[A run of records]

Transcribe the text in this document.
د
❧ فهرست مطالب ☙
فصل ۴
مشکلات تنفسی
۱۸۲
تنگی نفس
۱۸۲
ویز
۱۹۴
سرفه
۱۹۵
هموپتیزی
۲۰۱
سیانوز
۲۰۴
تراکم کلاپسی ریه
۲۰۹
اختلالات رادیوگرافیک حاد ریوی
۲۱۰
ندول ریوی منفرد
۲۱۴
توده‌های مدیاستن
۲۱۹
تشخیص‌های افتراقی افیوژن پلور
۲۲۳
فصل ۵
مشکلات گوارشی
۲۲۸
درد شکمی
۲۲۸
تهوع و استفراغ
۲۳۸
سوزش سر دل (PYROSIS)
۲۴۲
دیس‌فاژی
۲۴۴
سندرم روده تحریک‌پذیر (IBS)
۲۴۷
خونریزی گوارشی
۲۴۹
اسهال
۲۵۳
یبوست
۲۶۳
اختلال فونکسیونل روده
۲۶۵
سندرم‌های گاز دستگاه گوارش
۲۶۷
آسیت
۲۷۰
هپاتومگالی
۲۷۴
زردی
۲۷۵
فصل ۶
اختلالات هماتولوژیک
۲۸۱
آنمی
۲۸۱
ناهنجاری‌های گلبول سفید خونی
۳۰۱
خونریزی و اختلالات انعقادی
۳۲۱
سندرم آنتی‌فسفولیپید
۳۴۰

- _SHORT PROBLEM_
What is the number of lines in the data above that include the word "خونریزی"? Answer with that number only.

- _REPLY TO THE EXERCISE_
2